Task instructions
Gather up all lines that carry the word "dollar".

Records for processing
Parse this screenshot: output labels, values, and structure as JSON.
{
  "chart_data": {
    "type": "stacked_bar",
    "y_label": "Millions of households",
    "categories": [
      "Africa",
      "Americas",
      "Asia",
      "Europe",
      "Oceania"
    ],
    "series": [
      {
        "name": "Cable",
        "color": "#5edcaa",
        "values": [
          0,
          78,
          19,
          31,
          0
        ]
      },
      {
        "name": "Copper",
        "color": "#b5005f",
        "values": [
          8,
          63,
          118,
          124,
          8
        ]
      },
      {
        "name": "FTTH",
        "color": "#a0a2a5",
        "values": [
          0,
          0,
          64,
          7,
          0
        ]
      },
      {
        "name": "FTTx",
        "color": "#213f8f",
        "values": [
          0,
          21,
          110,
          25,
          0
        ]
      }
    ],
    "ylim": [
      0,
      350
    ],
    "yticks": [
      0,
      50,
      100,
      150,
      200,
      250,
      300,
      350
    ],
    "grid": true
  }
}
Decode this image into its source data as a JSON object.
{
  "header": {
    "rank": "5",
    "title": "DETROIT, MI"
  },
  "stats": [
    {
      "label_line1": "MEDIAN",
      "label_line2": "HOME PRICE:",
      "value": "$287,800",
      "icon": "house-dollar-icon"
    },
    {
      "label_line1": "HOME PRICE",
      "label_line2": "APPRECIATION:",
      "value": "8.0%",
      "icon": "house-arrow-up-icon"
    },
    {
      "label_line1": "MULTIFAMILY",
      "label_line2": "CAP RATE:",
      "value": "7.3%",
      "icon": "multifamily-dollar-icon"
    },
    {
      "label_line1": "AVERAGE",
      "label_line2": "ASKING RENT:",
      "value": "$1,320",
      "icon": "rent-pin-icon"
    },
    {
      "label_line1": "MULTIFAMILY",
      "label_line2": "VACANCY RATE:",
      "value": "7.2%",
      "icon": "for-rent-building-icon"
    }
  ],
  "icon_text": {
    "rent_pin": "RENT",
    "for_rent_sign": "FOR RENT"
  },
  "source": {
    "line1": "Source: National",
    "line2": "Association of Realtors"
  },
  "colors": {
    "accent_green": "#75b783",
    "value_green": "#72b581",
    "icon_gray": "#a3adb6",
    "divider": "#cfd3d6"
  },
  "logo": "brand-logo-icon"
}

Exercise answer
      "icon": "house-dollar-icon"
      "icon": "multifamily-dollar-icon"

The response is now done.